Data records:
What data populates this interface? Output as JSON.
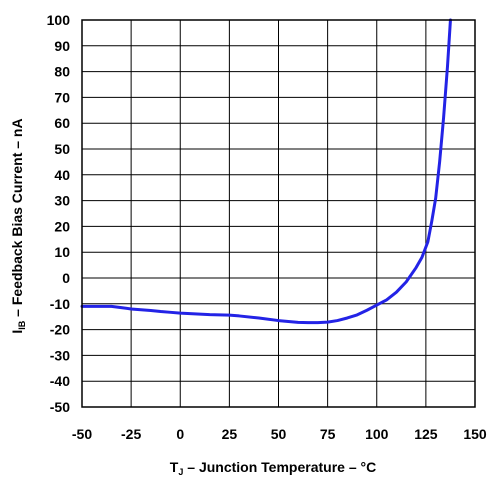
{
  "chart_data": {
    "type": "line",
    "xlabel": {
      "symbol": "T",
      "subscript": "J",
      "text": " – Junction Temperature – °C"
    },
    "ylabel": {
      "symbol": "I",
      "subscript": "IB",
      "text": " – Feedback Bias Current – nA"
    },
    "xlim": [
      -50,
      150
    ],
    "ylim": [
      -50,
      100
    ],
    "xticks": [
      -50,
      -25,
      0,
      25,
      50,
      75,
      100,
      125,
      150
    ],
    "yticks": [
      100,
      90,
      80,
      70,
      60,
      50,
      40,
      30,
      20,
      10,
      0,
      -10,
      -20,
      -30,
      -40,
      -50
    ],
    "grid": true,
    "line_color": "#2323e6",
    "series": [
      {
        "x": [
          -50,
          -40,
          -35,
          -30,
          -25,
          -20,
          -15,
          -10,
          -5,
          0,
          5,
          10,
          15,
          20,
          25,
          30,
          40,
          50,
          60,
          65,
          70,
          75,
          80,
          85,
          90,
          95,
          100,
          105,
          110,
          115,
          120,
          123,
          126,
          128,
          130,
          132,
          134,
          136,
          137.5
        ],
        "y": [
          -11,
          -11,
          -11,
          -11.5,
          -12,
          -12.3,
          -12.6,
          -13,
          -13.3,
          -13.6,
          -13.8,
          -14,
          -14.2,
          -14.3,
          -14.4,
          -14.7,
          -15.5,
          -16.5,
          -17.2,
          -17.3,
          -17.3,
          -17.1,
          -16.5,
          -15.5,
          -14.3,
          -12.5,
          -10.5,
          -8.5,
          -5.5,
          -1.5,
          4,
          8,
          14,
          22,
          31,
          45,
          62,
          82,
          100
        ]
      }
    ]
  }
}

**EXERCISE REQUIREMENTS**
Show each line holding the word "text".

**THE ANSWER**
      "text": " – Junction Temperature – °C"
      "text": " – Feedback Bias Current – nA"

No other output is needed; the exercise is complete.